> _Recorded information_

____________________

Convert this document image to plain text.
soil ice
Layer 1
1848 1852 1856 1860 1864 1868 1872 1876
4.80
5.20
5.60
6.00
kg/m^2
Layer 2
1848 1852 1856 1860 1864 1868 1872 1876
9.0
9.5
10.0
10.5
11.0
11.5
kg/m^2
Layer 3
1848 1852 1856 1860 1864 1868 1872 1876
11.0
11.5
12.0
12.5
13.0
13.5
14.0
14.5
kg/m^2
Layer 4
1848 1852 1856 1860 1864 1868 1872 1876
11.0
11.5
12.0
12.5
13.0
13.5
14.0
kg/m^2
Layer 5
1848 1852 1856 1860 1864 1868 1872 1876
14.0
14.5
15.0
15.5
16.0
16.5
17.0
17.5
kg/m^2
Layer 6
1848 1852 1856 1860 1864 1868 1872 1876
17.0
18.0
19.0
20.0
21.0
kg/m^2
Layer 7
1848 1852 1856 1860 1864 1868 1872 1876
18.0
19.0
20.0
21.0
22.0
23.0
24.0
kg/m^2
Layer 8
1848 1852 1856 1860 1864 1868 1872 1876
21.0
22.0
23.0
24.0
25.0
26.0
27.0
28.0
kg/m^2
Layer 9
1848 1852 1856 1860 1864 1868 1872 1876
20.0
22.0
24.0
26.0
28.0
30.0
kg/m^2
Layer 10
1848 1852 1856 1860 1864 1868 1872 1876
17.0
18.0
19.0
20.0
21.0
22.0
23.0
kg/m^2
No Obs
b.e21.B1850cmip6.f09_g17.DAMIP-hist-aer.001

____________________

> _What you have to do_
Scan the listing above and copy all lines containing the word "Layer".

> _Written solution_
Layer 1
Layer 2
Layer 3
Layer 4
Layer 5
Layer 6
Layer 7
Layer 8
Layer 9
Layer 10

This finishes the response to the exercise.